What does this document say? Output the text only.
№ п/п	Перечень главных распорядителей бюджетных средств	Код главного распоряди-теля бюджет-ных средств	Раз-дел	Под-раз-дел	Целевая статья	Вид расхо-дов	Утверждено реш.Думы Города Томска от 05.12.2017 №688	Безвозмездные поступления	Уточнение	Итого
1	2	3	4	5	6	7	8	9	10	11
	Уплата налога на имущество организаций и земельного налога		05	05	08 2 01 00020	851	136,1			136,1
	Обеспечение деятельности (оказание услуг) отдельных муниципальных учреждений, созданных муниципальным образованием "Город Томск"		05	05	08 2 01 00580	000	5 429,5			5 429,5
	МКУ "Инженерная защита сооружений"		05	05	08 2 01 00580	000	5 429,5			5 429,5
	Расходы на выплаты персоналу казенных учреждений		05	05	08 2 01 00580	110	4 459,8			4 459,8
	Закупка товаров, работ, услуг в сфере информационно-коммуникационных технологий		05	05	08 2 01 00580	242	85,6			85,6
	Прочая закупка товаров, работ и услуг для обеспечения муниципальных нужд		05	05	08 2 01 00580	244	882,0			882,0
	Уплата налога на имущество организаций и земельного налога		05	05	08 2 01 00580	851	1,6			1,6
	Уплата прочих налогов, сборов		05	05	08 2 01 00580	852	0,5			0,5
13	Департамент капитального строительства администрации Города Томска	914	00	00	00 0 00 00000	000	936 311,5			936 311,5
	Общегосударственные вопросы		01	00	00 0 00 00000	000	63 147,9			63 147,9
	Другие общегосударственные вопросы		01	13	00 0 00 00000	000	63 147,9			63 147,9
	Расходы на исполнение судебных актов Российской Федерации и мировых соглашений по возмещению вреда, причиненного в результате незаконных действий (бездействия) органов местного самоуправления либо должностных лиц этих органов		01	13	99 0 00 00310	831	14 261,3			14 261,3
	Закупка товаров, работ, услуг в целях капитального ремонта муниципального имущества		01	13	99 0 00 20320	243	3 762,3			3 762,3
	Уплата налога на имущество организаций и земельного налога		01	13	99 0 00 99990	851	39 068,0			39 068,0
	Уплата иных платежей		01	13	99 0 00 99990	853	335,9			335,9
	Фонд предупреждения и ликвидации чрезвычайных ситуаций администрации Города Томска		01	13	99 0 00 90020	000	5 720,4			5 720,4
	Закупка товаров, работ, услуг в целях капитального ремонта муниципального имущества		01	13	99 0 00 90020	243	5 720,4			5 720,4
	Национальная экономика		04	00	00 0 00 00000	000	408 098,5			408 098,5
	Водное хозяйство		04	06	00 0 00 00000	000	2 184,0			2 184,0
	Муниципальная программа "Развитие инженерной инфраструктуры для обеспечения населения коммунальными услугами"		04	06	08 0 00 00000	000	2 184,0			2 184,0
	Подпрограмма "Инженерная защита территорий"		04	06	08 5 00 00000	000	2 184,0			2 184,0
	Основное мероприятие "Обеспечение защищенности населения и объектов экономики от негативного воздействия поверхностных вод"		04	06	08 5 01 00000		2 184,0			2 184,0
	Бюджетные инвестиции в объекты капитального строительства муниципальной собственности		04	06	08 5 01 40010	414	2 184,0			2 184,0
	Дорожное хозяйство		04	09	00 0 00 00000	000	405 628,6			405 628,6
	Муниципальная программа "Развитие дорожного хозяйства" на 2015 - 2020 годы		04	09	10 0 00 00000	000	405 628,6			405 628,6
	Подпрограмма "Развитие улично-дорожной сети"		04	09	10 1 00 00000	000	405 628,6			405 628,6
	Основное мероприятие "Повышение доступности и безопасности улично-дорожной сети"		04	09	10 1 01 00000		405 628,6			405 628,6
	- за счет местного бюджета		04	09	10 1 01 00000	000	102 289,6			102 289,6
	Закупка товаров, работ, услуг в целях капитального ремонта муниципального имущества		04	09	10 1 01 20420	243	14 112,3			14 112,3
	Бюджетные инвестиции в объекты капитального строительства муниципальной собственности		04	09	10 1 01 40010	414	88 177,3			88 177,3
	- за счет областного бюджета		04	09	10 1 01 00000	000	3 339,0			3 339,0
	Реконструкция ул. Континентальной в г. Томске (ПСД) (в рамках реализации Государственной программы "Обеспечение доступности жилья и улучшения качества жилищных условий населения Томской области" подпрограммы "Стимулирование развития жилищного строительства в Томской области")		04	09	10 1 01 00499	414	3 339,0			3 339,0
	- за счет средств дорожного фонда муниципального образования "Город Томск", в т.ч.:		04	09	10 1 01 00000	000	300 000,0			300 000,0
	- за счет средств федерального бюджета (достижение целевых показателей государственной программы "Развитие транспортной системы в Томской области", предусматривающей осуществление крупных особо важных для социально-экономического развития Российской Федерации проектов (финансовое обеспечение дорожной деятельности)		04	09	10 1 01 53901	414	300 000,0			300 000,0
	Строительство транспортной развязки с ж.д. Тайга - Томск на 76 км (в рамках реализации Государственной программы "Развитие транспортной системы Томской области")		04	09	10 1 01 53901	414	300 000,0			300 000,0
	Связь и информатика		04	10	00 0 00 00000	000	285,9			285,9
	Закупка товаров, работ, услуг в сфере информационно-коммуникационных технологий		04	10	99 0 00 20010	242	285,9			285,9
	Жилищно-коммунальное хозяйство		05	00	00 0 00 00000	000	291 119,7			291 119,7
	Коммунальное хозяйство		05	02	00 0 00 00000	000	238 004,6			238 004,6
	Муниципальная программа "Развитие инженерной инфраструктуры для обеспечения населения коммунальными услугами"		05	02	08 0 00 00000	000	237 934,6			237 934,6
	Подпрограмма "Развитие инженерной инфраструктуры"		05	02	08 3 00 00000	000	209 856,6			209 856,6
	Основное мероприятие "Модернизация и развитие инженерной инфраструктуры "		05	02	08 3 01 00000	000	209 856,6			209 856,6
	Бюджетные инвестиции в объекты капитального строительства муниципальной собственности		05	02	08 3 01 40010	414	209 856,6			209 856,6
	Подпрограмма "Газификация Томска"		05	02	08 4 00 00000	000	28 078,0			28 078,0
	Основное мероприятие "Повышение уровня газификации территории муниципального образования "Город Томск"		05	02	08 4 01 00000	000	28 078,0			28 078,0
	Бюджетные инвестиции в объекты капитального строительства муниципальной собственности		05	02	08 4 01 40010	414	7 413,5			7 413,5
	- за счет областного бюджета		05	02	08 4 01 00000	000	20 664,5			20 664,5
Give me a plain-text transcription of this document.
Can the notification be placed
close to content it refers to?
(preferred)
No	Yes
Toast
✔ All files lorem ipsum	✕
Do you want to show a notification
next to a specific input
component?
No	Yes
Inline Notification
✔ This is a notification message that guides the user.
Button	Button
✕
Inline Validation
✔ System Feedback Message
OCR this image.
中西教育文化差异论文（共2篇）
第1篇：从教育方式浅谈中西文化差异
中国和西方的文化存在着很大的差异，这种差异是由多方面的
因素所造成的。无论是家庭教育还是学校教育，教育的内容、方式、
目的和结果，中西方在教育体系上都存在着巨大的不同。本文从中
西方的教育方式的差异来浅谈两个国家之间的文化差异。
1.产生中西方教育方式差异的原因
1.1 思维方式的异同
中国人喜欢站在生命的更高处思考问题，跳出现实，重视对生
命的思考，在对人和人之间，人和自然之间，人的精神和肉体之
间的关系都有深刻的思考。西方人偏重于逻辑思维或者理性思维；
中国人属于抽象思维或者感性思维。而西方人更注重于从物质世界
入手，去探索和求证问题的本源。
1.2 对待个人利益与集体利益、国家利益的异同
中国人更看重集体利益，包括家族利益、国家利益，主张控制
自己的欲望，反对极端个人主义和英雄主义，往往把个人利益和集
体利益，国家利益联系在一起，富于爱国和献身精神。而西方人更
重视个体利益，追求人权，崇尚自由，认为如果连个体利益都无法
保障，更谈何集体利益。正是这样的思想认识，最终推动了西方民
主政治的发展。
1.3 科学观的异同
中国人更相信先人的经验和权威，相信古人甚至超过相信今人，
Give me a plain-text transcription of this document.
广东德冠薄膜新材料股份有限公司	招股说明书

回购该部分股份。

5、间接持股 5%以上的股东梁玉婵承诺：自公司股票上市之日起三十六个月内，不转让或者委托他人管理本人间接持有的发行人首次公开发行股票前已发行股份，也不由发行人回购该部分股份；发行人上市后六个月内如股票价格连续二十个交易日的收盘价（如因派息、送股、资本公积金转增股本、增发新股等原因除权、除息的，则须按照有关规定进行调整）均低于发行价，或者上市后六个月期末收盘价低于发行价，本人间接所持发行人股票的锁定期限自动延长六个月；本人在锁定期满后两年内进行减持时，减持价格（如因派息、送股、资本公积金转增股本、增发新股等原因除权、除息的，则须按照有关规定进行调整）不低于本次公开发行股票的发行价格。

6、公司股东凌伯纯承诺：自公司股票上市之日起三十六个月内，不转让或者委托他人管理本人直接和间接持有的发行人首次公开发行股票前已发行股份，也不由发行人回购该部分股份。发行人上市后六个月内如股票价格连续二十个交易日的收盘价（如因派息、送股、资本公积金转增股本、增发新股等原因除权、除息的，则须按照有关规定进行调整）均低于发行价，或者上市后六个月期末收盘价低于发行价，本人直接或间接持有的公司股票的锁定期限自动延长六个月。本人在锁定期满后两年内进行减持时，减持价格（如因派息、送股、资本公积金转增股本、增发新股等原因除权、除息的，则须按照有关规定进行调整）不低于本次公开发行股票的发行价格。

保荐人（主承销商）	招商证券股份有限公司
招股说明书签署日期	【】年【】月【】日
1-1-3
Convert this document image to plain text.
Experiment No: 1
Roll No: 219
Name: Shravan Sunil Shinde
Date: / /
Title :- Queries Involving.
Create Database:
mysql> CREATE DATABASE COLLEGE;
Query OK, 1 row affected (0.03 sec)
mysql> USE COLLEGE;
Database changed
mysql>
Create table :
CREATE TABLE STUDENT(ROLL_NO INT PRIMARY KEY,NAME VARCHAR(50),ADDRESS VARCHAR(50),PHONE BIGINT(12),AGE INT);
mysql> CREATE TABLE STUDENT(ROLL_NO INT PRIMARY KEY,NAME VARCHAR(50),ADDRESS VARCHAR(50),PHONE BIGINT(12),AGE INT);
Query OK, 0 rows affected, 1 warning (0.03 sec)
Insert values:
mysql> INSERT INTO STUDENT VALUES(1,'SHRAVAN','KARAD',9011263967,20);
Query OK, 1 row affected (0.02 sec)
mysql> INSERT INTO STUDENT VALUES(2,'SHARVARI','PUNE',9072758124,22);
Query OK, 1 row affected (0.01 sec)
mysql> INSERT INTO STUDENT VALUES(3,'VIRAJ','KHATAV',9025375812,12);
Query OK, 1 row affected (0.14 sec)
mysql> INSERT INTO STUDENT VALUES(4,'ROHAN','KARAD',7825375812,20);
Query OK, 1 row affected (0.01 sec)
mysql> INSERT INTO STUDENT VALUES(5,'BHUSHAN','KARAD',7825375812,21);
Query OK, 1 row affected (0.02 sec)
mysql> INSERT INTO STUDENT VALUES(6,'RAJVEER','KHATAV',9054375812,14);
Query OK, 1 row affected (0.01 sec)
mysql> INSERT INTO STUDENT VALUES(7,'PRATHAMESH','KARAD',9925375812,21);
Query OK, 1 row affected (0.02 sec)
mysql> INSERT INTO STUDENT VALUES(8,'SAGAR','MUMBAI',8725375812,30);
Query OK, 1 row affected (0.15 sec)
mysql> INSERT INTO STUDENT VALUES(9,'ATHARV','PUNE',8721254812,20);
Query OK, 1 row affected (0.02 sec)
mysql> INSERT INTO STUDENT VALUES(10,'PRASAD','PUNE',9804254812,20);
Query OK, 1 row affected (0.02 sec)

Task description:
In the entries above, take the line containing "Convert this document image to plain text." and each later line through the last, and repeat them exactly. Output nothing else.

Response to this exercise:
Convert this document image to plain text.
Experiment No: 1
Roll No: 219
Name: Shravan Sunil Shinde
Date: / /
Title :- Queries Involving.
Create Database:
mysql> CREATE DATABASE COLLEGE;
Query OK, 1 row affected (0.03 sec)
mysql> USE COLLEGE;
Database changed
mysql>
Create table :
CREATE TABLE STUDENT(ROLL_NO INT PRIMARY KEY,NAME VARCHAR(50),ADDRESS VARCHAR(50),PHONE BIGINT(12),AGE INT);
mysql> CREATE TABLE STUDENT(ROLL_NO INT PRIMARY KEY,NAME VARCHAR(50),ADDRESS VARCHAR(50),PHONE BIGINT(12),AGE INT);
Query OK, 0 rows affected, 1 warning (0.03 sec)
Insert values:
mysql> INSERT INTO STUDENT VALUES(1,'SHRAVAN','KARAD',9011263967,20);
Query OK, 1 row affected (0.02 sec)
mysql> INSERT INTO STUDENT VALUES(2,'SHARVARI','PUNE',9072758124,22);
Query OK, 1 row affected (0.01 sec)
mysql> INSERT INTO STUDENT VALUES(3,'VIRAJ','KHATAV',9025375812,12);
Query OK, 1 row affected (0.14 sec)
mysql> INSERT INTO STUDENT VALUES(4,'ROHAN','KARAD',7825375812,20);
Query OK, 1 row affected (0.01 sec)
mysql> INSERT INTO STUDENT VALUES(5,'BHUSHAN','KARAD',7825375812,21);
Query OK, 1 row affected (0.02 sec)
mysql> INSERT INTO STUDENT VALUES(6,'RAJVEER','KHATAV',9054375812,14);
Query OK, 1 row affected (0.01 sec)
mysql> INSERT INTO STUDENT VALUES(7,'PRATHAMESH','KARAD',9925375812,21);
Query OK, 1 row affected (0.02 sec)
mysql> INSERT INTO STUDENT VALUES(8,'SAGAR','MUMBAI',8725375812,30);
Query OK, 1 row affected (0.15 sec)
mysql> INSERT INTO STUDENT VALUES(9,'ATHARV','PUNE',8721254812,20);
Query OK, 1 row affected (0.02 sec)
mysql> INSERT INTO STUDENT VALUES(10,'PRASAD','PUNE',9804254812,20);
Query OK, 1 row affected (0.02 sec)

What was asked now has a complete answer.